Texto dado:
#####

En 1950, ya como presidente del CNA el conflicto con los afrikaaners recrudeció: Mandela lanzó la Campaña del Desafío a las Leyes Injustas, y el gobierno sudafricano endureció las leyes penales: fue arrestado el 22 de junio, después de un discurso ante diez mil personas que dio inicio a las protestas, y fue a parar unos pocos días a la cárcel. Los seguidores del CNA pasaron de veinte mil a cien mil y el gobierno respondió con arrestos masivos y el establecimiento de la Ley Marcial. El 30 de julio Mandela fue de nuevo arrestado por violar la Ley de Supresión del Comunismo. Fue enjuiciado en Johannesburgo junto a otros veintiún acusados: todos fueron declarados culpables y condenados a nueve meses de trabajos forzados, una pena que quedó en suspenso por dos años.

#####

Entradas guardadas
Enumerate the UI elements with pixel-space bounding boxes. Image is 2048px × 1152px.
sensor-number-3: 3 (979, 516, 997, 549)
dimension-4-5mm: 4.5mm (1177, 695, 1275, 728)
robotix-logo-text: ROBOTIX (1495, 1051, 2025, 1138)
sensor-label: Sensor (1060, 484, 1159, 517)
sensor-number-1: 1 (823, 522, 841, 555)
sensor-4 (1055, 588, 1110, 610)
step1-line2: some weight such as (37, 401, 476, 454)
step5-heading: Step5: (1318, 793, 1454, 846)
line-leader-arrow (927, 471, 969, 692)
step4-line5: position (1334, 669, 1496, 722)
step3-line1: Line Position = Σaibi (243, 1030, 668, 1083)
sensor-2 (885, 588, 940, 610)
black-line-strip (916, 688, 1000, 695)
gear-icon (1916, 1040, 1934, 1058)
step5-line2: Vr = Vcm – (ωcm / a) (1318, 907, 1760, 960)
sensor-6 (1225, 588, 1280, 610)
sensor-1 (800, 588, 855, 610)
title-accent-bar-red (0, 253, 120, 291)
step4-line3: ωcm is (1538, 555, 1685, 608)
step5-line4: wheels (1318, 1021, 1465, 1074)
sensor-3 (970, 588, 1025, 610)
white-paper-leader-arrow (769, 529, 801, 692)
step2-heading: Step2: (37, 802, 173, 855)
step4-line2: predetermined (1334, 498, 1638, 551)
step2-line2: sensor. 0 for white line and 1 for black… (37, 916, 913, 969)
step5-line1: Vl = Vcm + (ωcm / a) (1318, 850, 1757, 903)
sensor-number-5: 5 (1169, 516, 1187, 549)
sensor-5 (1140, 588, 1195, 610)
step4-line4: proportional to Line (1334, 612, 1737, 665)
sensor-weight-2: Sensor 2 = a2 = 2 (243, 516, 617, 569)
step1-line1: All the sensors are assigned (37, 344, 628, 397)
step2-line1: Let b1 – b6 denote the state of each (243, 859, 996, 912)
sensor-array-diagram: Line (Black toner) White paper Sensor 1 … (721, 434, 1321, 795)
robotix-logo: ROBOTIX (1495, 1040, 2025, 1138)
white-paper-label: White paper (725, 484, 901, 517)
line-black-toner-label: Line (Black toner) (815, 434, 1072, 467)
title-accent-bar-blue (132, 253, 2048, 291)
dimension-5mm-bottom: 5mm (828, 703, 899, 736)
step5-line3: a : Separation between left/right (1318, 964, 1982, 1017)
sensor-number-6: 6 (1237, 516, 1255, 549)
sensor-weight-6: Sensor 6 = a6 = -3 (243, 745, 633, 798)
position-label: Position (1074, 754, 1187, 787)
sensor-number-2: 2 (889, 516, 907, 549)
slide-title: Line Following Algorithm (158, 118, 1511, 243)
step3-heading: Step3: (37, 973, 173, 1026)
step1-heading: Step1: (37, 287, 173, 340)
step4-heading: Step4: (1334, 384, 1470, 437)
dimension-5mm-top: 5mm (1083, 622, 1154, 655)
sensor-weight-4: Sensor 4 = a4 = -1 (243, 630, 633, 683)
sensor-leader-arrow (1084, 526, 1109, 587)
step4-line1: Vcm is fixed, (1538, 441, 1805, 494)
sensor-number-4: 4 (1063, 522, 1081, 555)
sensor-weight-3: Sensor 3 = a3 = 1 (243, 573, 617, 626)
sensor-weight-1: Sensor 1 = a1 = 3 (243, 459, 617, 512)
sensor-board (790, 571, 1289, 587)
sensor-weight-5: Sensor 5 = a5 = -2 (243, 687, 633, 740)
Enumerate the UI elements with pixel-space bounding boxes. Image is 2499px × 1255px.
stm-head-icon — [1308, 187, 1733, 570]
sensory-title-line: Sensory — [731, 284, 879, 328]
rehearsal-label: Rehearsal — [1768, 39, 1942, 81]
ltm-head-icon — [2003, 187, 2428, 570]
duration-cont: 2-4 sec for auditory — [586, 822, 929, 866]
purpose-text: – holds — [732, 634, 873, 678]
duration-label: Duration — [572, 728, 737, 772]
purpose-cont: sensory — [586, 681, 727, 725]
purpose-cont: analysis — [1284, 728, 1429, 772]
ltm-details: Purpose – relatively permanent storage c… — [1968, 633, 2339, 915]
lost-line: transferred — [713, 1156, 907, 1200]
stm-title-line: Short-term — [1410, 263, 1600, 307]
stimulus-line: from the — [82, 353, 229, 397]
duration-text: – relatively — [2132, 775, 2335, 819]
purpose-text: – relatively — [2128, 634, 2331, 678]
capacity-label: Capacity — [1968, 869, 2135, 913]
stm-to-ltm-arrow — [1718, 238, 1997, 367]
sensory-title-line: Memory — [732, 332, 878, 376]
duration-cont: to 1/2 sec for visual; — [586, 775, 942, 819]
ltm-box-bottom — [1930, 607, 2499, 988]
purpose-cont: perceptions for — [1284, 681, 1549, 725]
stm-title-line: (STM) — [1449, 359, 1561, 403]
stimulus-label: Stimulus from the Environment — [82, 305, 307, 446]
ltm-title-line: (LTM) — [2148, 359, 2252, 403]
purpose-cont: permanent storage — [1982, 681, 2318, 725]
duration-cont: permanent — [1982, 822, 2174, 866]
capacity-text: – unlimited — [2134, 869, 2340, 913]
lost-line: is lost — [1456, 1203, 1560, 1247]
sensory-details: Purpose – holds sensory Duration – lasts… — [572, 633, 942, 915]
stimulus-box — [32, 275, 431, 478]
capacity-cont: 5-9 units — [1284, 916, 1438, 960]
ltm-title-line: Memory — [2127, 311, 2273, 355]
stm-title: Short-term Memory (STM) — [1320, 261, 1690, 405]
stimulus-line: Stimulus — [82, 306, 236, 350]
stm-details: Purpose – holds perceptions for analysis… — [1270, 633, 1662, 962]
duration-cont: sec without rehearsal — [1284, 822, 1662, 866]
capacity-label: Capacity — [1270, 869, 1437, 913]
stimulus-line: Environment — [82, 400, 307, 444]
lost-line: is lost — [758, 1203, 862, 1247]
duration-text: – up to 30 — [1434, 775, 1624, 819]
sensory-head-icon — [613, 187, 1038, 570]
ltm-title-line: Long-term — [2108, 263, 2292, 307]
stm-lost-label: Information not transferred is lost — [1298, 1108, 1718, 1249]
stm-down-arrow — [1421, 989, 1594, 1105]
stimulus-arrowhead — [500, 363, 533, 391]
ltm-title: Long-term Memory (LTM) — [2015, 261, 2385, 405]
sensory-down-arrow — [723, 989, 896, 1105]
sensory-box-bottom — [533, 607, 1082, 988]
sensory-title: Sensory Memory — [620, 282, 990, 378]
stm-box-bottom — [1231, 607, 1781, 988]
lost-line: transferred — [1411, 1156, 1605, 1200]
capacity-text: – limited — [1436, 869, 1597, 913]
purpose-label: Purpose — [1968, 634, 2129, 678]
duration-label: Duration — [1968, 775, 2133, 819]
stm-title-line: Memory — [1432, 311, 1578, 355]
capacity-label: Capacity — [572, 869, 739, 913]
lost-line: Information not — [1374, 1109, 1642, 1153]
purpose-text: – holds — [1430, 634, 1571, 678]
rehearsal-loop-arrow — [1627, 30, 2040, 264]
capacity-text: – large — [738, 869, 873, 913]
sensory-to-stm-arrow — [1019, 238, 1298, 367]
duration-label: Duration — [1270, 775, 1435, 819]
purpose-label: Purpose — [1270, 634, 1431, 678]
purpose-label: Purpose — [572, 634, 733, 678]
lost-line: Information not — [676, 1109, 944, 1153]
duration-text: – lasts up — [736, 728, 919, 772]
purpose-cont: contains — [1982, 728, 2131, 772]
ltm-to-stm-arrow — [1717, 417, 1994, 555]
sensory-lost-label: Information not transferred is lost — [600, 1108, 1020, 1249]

#####

Tarea planteada A: Vuelve a escribir del texto sobre Mandela todo lo que va desde "En 1950, ya" hasta "por dos años.".
Tarea planteada B: En las filas, desde el principio hasta la línea que contiene "step5-line2: Vr = Vcm", ambas incluidas, cambia "weight" por "mass". Devuelve solo esas líneas y deja todo lo demás igual.
El texto y las filas no tienen relación entre sí.

Respuesta final A:
En 1950, ya como presidente del CNA el conflicto con los afrikaaners recrudeció: Mandela lanzó la Campaña del Desafío a las Leyes Injustas, y el gobierno sudafricano endureció las leyes penales: fue arrestado el 22 de junio, después de un discurso ante diez mil personas que dio inicio a las protestas, y fue a parar unos pocos días a la cárcel. Los seguidores del CNA pasaron de veinte mil a cien mil y el gobierno respondió con arrestos masivos y el establecimiento de la Ley Marcial. El 30 de julio Mandela fue de nuevo arrestado por violar la Ley de Supresión del Comunismo. Fue enjuiciado en Johannesburgo junto a otros veintiún acusados: todos fueron declarados culpables y condenados a nueve meses de trabajos forzados, una pena que quedó en suspenso por dos años.

Respuesta final B:
Enumerate the UI elements with pixel-space bounding boxes. Image is 2048px × 1152px.
sensor-number-3: 3 (979, 516, 997, 549)
dimension-4-5mm: 4.5mm (1177, 695, 1275, 728)
robotix-logo-text: ROBOTIX (1495, 1051, 2025, 1138)
sensor-label: Sensor (1060, 484, 1159, 517)
sensor-number-1: 1 (823, 522, 841, 555)
sensor-4 (1055, 588, 1110, 610)
step1-line2: some mass such as (37, 401, 476, 454)
step5-heading: Step5: (1318, 793, 1454, 846)
line-leader-arrow (927, 471, 969, 692)
step4-line5: position (1334, 669, 1496, 722)
step3-line1: Line Position = Σaibi (243, 1030, 668, 1083)
sensor-2 (885, 588, 940, 610)
black-line-strip (916, 688, 1000, 695)
gear-icon (1916, 1040, 1934, 1058)
step5-line2: Vr = Vcm – (ωcm / a) (1318, 907, 1760, 960)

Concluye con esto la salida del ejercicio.